TASK OBJECTIVE: Images appear in the records below; leave them out and repeat everything else exactly.

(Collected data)
· · ·
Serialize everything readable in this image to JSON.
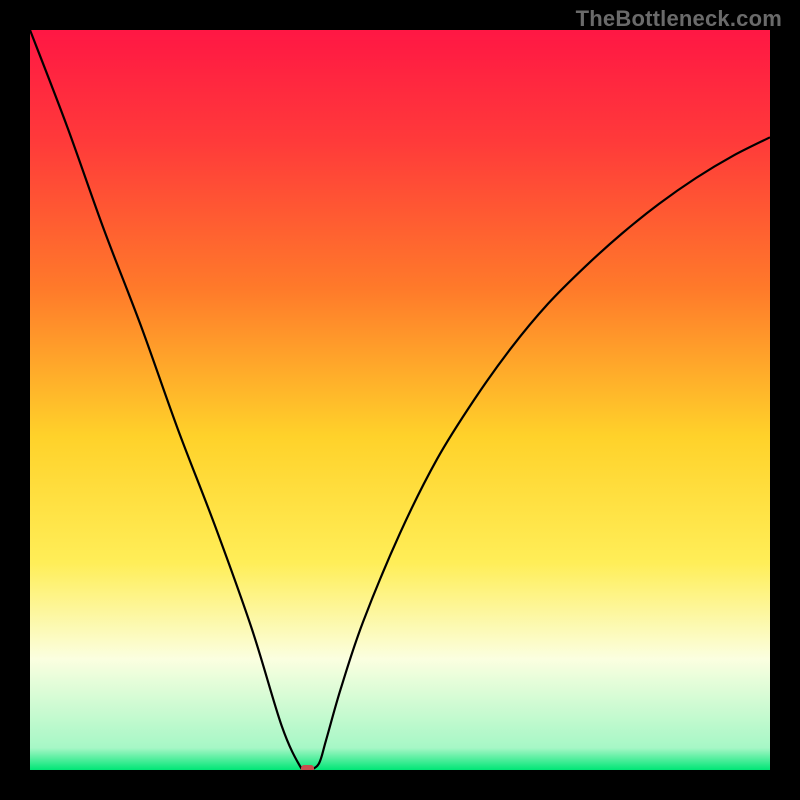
{
  "watermark": "TheBottleneck.com",
  "chart_data": {
    "type": "line",
    "title": "",
    "xlabel": "",
    "ylabel": "",
    "xlim": [
      0,
      100
    ],
    "ylim": [
      0,
      100
    ],
    "background_gradient": [
      {
        "pct": 0,
        "color": "#ff1744"
      },
      {
        "pct": 15,
        "color": "#ff3a3a"
      },
      {
        "pct": 35,
        "color": "#ff7a2a"
      },
      {
        "pct": 55,
        "color": "#ffd22a"
      },
      {
        "pct": 72,
        "color": "#ffee58"
      },
      {
        "pct": 85,
        "color": "#fbffe0"
      },
      {
        "pct": 97,
        "color": "#a6f7c6"
      },
      {
        "pct": 100,
        "color": "#00e676"
      }
    ],
    "series": [
      {
        "name": "bottleneck-curve",
        "color": "#000000",
        "x": [
          0,
          5,
          10,
          15,
          20,
          25,
          30,
          34,
          36.5,
          37.5,
          39,
          40,
          42,
          45,
          50,
          55,
          60,
          65,
          70,
          75,
          80,
          85,
          90,
          95,
          100
        ],
        "y": [
          100,
          87,
          73,
          60,
          46,
          33,
          19,
          6,
          0.5,
          0,
          0.8,
          4,
          11,
          20,
          32,
          42,
          50,
          57,
          63,
          68,
          72.5,
          76.5,
          80,
          83,
          85.5
        ]
      }
    ],
    "marker": {
      "name": "minimum-marker",
      "x": 37.5,
      "y": 0,
      "color": "#c94f4f",
      "shape": "rounded-rect"
    }
  }
}
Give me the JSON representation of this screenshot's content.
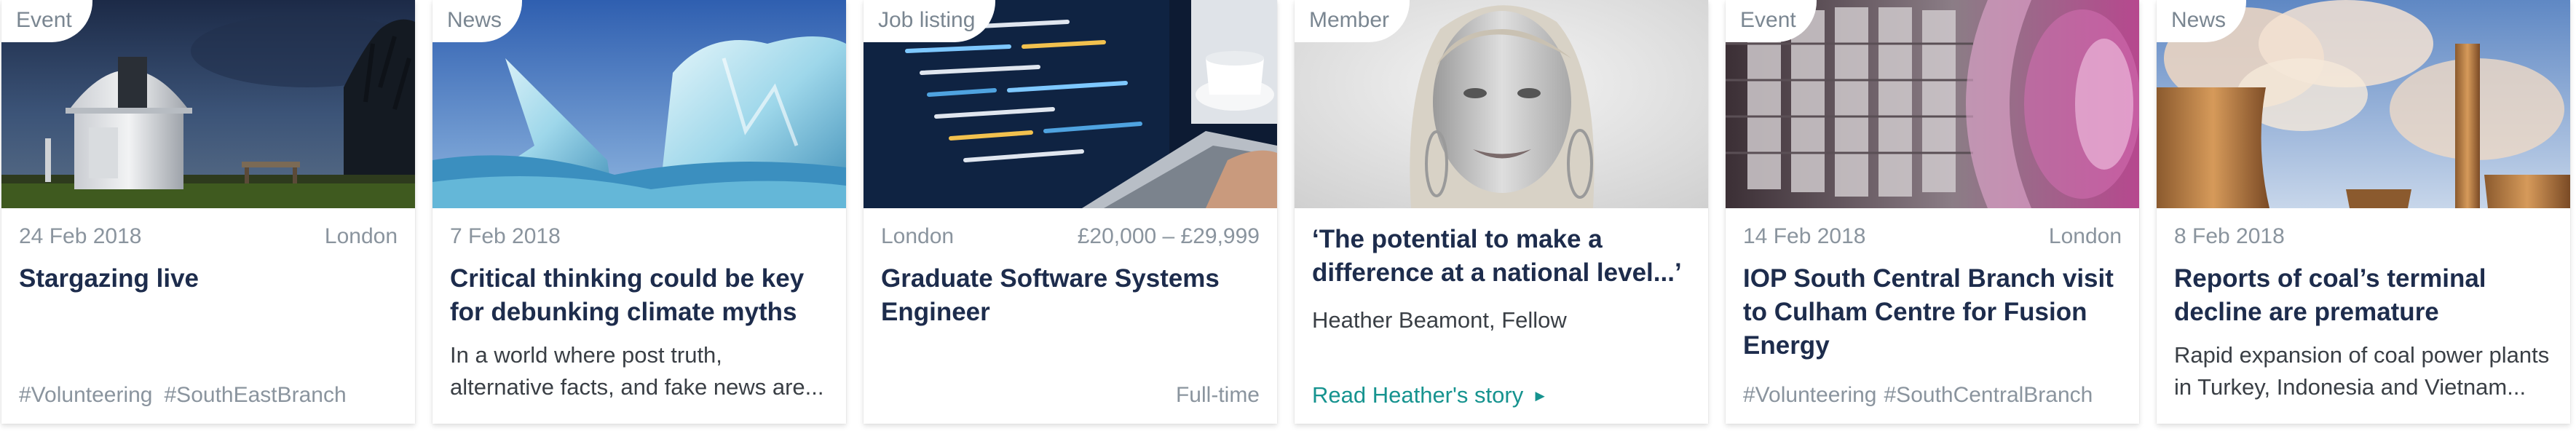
{
  "cards": [
    {
      "badge": "Event",
      "date": "24 Feb 2018",
      "location": "London",
      "title": "Stargazing live",
      "tags": [
        "#Volunteering",
        "#SouthEastBranch"
      ]
    },
    {
      "badge": "News",
      "date": "7 Feb 2018",
      "title": "Critical thinking could be key for debunking climate myths",
      "description": "In a world where post truth, alternative facts, and fake news are..."
    },
    {
      "badge": "Job listing",
      "location": "London",
      "salary": "£20,000 – £29,999",
      "title": "Graduate Software Systems Engineer",
      "contract": "Full-time"
    },
    {
      "badge": "Member",
      "quote": "‘The potential to make a difference at a national level...’",
      "person": "Heather Beamont, Fellow",
      "cta": "Read Heather's story",
      "cta_arrow": "►"
    },
    {
      "badge": "Event",
      "date": "14 Feb 2018",
      "location": "London",
      "title": "IOP South Central Branch visit to Culham Centre for Fusion Energy",
      "tags": [
        "#Volunteering",
        "#SouthCentralBranch"
      ]
    },
    {
      "badge": "News",
      "date": "8 Feb 2018",
      "title": "Reports of coal’s terminal decline are premature",
      "description": "Rapid expansion of coal power plants in Turkey, Indonesia and Vietnam..."
    }
  ]
}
· · ·
WORKED SOLUTION:
Serialize everything readable in this image to JSON.
{
  "watermark": "TheBottleneck.com",
  "chart_data": {
    "type": "line",
    "title": "",
    "xlabel": "",
    "ylabel": "",
    "xlim": [
      0,
      100
    ],
    "ylim": [
      0,
      100
    ],
    "background_gradient": [
      {
        "pct": 0,
        "color": "#ff1744"
      },
      {
        "pct": 15,
        "color": "#ff3a3a"
      },
      {
        "pct": 35,
        "color": "#ff7a2a"
      },
      {
        "pct": 55,
        "color": "#ffd22a"
      },
      {
        "pct": 72,
        "color": "#ffee58"
      },
      {
        "pct": 85,
        "color": "#fbffe0"
      },
      {
        "pct": 97,
        "color": "#a6f7c6"
      },
      {
        "pct": 100,
        "color": "#00e676"
      }
    ],
    "series": [
      {
        "name": "bottleneck-curve",
        "color": "#000000",
        "x": [
          0,
          5,
          10,
          15,
          20,
          25,
          30,
          34,
          36.5,
          37.5,
          39,
          40,
          42,
          45,
          50,
          55,
          60,
          65,
          70,
          75,
          80,
          85,
          90,
          95,
          100
        ],
        "y": [
          100,
          87,
          73,
          60,
          46,
          33,
          19,
          6,
          0.5,
          0,
          0.8,
          4,
          11,
          20,
          32,
          42,
          50,
          57,
          63,
          68,
          72.5,
          76.5,
          80,
          83,
          85.5
        ]
      }
    ],
    "marker": {
      "name": "minimum-marker",
      "x": 37.5,
      "y": 0,
      "color": "#c94f4f",
      "shape": "rounded-rect"
    }
  }
}
Give me the JSON representation of this screenshot's content.
{
  "cards": [
    {
      "badge": "Event",
      "date": "24 Feb 2018",
      "location": "London",
      "title": "Stargazing live",
      "tags": [
        "#Volunteering",
        "#SouthEastBranch"
      ]
    },
    {
      "badge": "News",
      "date": "7 Feb 2018",
      "title": "Critical thinking could be key for debunking climate myths",
      "description": "In a world where post truth, alternative facts, and fake news are..."
    },
    {
      "badge": "Job listing",
      "location": "London",
      "salary": "£20,000 – £29,999",
      "title": "Graduate Software Systems Engineer",
      "contract": "Full-time"
    },
    {
      "badge": "Member",
      "quote": "‘The potential to make a difference at a national level...’",
      "person": "Heather Beamont, Fellow",
      "cta": "Read Heather's story",
      "cta_arrow": "►"
    },
    {
      "badge": "Event",
      "date": "14 Feb 2018",
      "location": "London",
      "title": "IOP South Central Branch visit to Culham Centre for Fusion Energy",
      "tags": [
        "#Volunteering",
        "#SouthCentralBranch"
      ]
    },
    {
      "badge": "News",
      "date": "8 Feb 2018",
      "title": "Reports of coal’s terminal decline are premature",
      "description": "Rapid expansion of coal power plants in Turkey, Indonesia and Vietnam..."
    }
  ]
}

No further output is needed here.